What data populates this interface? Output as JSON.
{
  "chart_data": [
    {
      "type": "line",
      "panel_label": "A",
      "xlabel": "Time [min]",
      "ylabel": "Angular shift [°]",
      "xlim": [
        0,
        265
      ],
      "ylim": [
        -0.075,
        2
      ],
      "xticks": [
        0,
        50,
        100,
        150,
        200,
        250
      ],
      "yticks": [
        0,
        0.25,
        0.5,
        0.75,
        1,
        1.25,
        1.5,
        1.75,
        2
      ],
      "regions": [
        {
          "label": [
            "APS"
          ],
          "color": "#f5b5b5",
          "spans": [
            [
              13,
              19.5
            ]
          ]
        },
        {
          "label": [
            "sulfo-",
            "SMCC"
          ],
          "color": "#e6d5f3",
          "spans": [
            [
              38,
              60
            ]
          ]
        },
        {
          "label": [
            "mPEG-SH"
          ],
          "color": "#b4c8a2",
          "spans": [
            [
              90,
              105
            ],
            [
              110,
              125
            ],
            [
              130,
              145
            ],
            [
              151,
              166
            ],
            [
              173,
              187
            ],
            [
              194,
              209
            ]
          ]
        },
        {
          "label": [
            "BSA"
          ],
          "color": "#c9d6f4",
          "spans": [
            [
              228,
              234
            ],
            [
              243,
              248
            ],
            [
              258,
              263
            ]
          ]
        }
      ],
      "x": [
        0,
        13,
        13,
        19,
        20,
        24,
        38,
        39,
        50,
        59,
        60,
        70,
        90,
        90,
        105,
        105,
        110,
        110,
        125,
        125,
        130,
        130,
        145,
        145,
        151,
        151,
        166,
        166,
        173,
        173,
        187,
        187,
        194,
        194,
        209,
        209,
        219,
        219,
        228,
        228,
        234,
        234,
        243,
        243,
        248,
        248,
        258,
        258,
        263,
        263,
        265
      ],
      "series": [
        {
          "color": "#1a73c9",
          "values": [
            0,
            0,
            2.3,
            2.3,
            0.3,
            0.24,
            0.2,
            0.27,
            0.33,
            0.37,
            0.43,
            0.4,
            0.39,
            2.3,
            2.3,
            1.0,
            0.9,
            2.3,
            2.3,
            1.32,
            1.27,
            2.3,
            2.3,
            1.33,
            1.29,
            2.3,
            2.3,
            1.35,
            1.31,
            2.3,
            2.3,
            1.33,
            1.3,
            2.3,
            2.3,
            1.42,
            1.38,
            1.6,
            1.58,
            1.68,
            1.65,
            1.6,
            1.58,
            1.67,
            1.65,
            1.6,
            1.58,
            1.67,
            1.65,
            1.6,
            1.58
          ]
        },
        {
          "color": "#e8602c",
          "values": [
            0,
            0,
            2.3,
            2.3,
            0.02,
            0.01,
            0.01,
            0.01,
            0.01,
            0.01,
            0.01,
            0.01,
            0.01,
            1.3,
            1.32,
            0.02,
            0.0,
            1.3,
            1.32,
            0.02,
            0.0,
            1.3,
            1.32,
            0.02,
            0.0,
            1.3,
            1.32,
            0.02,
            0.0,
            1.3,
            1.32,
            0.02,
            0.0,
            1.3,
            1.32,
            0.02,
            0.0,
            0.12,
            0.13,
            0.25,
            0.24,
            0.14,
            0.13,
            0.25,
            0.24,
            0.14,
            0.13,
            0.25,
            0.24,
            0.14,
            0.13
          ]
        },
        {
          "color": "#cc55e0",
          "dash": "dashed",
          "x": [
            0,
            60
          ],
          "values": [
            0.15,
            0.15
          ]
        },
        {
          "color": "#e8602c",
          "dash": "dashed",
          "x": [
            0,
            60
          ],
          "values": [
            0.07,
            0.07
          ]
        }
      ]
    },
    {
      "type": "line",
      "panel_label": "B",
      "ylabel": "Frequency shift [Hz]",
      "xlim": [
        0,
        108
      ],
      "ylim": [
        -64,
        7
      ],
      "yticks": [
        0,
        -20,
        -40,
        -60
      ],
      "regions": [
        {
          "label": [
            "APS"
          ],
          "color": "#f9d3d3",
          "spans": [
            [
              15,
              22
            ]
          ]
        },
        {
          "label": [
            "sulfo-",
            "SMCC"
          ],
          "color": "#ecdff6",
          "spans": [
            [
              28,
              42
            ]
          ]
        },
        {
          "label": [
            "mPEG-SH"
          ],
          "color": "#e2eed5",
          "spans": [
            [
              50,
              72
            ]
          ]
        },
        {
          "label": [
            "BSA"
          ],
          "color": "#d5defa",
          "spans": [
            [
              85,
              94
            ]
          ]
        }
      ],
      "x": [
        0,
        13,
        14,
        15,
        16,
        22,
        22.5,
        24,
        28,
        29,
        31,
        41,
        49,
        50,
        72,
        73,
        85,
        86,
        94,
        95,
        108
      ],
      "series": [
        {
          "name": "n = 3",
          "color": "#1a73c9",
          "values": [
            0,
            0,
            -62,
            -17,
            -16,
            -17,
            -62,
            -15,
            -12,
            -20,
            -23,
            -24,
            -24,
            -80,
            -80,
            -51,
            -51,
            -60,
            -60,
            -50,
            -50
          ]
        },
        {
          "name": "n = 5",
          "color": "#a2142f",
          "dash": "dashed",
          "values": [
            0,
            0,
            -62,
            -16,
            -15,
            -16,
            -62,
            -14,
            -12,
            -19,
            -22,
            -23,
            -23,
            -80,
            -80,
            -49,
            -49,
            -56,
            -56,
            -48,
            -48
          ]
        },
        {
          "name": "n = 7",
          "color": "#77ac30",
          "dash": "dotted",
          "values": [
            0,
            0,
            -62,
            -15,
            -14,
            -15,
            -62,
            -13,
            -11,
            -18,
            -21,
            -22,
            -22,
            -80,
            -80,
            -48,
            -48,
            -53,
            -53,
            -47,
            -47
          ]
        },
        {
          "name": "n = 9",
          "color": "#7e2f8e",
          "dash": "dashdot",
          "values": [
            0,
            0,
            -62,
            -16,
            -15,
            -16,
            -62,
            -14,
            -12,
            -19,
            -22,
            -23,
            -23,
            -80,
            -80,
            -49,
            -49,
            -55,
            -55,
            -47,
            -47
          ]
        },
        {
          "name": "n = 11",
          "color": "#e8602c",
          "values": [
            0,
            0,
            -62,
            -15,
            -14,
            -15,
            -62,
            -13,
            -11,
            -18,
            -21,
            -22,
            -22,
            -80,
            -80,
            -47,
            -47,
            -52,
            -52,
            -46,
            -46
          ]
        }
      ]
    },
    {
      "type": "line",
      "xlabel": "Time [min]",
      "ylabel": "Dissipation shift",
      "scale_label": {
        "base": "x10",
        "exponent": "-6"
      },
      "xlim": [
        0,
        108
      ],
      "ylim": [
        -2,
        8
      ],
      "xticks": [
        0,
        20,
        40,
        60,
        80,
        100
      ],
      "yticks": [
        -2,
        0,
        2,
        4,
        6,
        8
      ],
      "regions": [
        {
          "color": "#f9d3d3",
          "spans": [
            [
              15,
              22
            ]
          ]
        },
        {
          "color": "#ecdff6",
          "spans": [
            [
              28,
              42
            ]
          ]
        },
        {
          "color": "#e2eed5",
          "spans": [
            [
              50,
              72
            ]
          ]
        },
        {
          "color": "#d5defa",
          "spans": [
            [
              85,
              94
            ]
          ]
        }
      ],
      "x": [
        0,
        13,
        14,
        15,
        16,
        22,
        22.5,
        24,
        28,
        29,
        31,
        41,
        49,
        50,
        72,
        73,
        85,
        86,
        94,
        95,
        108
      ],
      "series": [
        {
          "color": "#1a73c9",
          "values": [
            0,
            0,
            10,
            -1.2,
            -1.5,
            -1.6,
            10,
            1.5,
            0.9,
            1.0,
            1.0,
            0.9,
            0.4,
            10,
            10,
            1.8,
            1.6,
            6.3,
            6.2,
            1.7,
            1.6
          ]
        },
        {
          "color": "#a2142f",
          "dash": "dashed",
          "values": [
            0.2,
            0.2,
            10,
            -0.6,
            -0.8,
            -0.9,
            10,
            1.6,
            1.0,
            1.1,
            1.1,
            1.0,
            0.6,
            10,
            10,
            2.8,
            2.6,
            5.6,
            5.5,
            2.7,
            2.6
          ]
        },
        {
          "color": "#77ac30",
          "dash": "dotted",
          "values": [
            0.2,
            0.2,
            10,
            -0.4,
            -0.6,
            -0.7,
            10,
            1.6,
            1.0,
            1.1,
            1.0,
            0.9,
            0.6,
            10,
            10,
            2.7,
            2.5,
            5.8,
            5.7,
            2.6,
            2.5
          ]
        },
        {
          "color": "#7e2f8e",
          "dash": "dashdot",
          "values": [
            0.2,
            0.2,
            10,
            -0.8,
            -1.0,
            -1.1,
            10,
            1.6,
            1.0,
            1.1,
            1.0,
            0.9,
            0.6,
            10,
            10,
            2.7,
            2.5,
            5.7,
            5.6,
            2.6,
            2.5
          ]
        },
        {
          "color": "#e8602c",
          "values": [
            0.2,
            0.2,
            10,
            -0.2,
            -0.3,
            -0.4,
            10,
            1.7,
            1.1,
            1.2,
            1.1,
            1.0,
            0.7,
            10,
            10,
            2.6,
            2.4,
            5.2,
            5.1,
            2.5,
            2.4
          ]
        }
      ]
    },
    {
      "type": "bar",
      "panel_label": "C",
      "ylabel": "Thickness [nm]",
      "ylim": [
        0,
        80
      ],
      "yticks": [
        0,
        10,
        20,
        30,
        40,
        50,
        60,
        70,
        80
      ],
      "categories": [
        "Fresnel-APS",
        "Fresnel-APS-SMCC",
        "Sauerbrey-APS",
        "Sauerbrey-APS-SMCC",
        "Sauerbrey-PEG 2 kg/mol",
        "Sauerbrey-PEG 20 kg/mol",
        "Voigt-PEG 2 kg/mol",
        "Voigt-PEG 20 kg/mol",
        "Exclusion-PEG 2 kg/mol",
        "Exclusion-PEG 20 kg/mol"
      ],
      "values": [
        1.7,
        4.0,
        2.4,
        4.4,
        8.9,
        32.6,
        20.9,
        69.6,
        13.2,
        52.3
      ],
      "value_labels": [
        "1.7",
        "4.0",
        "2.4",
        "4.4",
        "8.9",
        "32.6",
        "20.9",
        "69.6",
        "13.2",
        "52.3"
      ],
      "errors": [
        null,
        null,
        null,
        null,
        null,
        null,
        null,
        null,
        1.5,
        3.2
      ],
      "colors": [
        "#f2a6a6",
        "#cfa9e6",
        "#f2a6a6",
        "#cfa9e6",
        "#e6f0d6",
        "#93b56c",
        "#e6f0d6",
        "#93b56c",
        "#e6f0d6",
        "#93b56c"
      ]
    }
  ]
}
+ + + + +
▸ Goal: Extract every line from the records above that contains the word "name".

▸ Solved problem:
          "name": "n = 3",
          "name": "n = 5",
          "name": "n = 7",
          "name": "n = 9",
          "name": "n = 11",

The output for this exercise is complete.